##### Records provided #####

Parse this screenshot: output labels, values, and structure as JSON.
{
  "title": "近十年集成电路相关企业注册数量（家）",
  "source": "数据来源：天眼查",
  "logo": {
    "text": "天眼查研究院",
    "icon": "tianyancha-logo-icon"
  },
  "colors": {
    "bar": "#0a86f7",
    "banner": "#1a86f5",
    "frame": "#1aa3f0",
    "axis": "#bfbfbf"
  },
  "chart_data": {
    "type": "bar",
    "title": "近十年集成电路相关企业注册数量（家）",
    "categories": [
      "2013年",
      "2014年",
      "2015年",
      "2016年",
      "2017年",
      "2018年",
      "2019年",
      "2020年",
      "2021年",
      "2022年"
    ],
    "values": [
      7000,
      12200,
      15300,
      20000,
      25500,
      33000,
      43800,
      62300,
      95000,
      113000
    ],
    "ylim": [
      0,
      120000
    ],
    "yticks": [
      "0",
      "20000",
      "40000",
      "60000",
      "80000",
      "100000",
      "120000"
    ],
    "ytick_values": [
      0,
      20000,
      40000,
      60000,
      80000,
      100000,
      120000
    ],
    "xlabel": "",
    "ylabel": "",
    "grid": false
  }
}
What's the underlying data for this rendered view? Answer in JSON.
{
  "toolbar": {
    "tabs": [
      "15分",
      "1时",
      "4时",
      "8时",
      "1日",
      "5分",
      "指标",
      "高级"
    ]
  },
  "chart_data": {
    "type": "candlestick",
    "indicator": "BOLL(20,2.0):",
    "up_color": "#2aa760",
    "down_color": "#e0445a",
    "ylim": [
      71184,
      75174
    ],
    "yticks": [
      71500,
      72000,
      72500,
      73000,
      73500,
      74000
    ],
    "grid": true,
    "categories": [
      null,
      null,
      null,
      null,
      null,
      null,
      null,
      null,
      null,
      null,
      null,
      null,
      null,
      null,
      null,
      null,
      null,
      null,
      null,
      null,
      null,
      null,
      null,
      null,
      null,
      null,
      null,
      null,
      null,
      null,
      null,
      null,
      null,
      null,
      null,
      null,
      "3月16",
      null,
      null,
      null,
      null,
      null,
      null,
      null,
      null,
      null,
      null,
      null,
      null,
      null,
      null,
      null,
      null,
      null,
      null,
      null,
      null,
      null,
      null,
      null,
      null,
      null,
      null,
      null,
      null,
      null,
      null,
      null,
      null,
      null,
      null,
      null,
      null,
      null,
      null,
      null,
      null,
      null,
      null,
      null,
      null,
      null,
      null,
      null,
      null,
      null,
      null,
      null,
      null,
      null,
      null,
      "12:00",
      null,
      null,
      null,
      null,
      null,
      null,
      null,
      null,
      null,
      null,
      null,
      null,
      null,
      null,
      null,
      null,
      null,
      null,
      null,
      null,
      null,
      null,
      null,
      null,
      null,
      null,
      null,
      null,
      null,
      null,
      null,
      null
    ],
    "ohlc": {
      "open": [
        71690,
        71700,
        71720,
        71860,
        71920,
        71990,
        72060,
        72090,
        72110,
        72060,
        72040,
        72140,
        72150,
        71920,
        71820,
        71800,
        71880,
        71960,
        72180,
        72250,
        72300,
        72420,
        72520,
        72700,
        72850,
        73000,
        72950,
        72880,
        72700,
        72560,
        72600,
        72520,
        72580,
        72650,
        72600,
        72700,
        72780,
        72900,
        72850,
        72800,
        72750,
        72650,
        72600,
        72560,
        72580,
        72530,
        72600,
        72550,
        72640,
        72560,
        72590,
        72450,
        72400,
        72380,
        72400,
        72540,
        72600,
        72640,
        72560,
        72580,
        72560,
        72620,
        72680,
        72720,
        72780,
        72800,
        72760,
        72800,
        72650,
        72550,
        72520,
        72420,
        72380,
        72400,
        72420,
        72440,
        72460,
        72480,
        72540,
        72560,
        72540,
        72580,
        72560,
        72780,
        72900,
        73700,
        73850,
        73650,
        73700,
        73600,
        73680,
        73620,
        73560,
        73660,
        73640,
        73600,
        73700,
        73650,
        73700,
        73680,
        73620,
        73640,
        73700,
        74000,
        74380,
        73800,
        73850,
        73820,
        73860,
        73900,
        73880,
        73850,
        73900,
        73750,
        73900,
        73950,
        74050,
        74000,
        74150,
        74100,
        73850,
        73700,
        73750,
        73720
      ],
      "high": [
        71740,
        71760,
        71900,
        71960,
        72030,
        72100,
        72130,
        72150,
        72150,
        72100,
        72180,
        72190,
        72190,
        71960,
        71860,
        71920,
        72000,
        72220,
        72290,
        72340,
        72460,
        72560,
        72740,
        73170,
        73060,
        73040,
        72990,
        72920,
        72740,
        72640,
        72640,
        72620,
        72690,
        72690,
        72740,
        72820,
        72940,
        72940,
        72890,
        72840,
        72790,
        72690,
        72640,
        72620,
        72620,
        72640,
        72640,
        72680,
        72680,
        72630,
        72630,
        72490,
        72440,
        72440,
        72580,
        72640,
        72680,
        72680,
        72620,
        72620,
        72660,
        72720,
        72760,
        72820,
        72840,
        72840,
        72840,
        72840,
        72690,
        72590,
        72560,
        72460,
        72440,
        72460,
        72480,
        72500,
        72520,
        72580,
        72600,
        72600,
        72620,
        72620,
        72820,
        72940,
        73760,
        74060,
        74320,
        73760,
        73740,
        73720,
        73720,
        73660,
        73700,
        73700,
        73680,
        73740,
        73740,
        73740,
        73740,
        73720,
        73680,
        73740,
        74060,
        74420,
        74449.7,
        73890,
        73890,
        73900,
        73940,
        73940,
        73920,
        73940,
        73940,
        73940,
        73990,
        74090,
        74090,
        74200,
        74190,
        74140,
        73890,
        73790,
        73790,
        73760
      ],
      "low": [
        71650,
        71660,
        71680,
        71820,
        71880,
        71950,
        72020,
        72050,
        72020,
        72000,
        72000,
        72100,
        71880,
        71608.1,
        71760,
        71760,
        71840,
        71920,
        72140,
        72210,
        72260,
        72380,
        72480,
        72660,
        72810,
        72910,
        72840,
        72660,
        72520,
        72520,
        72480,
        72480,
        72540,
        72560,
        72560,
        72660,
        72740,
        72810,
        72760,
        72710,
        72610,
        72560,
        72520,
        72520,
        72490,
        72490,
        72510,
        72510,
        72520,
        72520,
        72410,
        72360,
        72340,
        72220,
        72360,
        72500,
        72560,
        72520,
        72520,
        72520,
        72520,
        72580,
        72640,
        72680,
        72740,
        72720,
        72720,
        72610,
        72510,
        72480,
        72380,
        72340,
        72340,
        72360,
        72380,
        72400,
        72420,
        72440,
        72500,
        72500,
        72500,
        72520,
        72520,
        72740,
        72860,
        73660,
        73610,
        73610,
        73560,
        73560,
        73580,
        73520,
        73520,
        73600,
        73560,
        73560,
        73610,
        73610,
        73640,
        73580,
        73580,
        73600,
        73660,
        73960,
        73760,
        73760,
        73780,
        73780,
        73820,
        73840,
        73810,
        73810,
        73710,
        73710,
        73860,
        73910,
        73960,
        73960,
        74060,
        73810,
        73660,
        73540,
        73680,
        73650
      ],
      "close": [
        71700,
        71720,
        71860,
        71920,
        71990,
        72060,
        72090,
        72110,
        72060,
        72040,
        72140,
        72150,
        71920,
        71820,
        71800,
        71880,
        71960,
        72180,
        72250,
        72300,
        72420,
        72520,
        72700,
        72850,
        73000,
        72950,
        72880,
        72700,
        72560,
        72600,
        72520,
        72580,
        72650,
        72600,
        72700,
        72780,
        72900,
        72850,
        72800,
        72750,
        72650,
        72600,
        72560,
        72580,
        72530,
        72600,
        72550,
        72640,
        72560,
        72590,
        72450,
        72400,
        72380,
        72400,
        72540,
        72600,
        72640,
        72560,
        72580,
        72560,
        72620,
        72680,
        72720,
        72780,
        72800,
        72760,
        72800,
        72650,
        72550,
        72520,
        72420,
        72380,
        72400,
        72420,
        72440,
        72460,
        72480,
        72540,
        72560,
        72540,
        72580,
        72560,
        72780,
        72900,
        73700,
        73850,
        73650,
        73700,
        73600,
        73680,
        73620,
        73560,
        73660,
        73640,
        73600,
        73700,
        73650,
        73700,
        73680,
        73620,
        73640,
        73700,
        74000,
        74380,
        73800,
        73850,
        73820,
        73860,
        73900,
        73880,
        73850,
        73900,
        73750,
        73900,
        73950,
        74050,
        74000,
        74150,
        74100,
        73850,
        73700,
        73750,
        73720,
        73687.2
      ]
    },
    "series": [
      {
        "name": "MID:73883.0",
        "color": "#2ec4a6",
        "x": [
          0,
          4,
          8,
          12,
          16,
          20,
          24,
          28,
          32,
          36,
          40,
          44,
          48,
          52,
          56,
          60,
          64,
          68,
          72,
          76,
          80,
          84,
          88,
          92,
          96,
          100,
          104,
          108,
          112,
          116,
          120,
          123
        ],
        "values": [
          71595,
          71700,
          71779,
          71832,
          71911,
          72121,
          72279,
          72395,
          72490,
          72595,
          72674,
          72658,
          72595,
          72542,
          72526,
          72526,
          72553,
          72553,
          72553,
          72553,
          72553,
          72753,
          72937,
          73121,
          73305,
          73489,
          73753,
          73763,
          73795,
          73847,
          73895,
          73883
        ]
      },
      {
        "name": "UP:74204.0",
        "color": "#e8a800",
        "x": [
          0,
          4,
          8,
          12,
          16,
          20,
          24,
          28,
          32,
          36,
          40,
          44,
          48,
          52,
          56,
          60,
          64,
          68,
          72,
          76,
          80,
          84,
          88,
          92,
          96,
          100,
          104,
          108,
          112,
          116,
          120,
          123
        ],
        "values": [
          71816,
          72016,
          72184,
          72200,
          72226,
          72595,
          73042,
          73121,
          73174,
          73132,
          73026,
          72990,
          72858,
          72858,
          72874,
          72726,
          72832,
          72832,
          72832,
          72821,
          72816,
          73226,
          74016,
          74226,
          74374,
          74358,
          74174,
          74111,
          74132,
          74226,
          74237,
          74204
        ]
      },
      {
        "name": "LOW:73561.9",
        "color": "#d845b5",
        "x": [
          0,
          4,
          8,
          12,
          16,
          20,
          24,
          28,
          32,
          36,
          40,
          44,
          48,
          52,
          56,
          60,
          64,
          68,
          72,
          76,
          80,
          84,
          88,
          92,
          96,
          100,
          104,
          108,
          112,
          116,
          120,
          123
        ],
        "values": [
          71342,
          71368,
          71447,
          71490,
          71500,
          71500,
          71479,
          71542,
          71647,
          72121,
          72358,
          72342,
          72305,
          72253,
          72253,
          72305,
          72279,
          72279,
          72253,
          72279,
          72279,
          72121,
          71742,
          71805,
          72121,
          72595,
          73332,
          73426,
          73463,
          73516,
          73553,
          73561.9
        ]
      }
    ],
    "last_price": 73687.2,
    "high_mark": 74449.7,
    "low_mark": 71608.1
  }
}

#####

#### Task instructions:
Find all lines where the word "title" appears. Copy them.

#### Solved exercise:
  "title": "近十年集成电路相关企业注册数量（家）",
    "title": "近十年集成电路相关企业注册数量（家）",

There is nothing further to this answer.